### GIVEN EXERCISE
Reproduce verbatim the stretch of lines from the first line through the line containing "bar-value-label: 17.1% xyxy=(718,399,746,410)", including both ends.

Box coordinate listings
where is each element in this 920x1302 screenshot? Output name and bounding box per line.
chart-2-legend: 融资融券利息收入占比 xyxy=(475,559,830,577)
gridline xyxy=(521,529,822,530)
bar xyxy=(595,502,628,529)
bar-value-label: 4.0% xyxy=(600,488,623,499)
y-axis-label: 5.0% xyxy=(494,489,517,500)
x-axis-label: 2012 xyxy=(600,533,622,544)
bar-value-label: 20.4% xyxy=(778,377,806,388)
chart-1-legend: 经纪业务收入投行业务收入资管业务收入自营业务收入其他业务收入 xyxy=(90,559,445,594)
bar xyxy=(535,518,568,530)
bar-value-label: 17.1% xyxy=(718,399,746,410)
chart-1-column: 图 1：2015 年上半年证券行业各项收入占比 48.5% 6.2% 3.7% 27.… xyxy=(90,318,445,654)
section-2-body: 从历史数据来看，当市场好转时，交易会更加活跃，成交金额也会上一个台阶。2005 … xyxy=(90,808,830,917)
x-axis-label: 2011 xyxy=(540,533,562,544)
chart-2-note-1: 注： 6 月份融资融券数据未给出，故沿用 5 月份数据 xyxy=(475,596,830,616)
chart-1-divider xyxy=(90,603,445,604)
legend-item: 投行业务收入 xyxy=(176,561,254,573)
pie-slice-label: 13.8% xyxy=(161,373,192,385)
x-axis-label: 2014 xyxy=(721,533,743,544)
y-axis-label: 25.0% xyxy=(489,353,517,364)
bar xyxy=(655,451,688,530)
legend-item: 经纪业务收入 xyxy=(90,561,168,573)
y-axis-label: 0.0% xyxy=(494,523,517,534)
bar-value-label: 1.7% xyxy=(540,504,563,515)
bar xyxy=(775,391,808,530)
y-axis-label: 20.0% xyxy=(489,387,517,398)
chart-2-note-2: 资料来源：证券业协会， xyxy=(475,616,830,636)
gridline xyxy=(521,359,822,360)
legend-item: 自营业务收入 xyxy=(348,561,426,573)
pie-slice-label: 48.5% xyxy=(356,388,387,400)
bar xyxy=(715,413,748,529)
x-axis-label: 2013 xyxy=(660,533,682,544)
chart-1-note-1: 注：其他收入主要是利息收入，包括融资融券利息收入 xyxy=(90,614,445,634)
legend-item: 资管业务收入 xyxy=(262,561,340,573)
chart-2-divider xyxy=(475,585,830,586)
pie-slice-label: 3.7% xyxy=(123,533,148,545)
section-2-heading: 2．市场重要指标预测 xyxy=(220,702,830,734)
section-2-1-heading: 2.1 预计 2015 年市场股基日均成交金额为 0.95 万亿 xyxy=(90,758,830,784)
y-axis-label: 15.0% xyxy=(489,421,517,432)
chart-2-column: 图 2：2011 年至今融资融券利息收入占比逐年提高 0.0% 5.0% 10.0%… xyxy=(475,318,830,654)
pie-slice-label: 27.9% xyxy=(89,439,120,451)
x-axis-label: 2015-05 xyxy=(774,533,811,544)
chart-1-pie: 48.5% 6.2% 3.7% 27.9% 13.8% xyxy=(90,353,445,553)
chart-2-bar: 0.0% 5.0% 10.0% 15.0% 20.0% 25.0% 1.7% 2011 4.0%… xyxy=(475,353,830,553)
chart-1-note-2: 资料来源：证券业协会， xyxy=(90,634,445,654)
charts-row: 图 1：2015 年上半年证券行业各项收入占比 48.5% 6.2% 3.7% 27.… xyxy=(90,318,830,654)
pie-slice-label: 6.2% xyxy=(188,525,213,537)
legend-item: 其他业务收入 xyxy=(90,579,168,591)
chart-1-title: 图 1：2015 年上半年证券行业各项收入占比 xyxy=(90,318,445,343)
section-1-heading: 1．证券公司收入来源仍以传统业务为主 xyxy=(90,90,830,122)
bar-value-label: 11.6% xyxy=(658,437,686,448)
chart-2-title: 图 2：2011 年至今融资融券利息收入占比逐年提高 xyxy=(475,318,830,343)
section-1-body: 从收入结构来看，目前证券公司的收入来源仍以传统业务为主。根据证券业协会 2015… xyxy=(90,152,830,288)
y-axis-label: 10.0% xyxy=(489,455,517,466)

### OUTPUT BELOW
where is each element in this 920x1302 screenshot? Output name and bounding box per line.
chart-2-legend: 融资融券利息收入占比 xyxy=(475,559,830,577)
gridline xyxy=(521,529,822,530)
bar xyxy=(595,502,628,529)
bar-value-label: 4.0% xyxy=(600,488,623,499)
y-axis-label: 5.0% xyxy=(494,489,517,500)
x-axis-label: 2012 xyxy=(600,533,622,544)
bar-value-label: 20.4% xyxy=(778,377,806,388)
chart-1-legend: 经纪业务收入投行业务收入资管业务收入自营业务收入其他业务收入 xyxy=(90,559,445,594)
bar xyxy=(535,518,568,530)
bar-value-label: 17.1% xyxy=(718,399,746,410)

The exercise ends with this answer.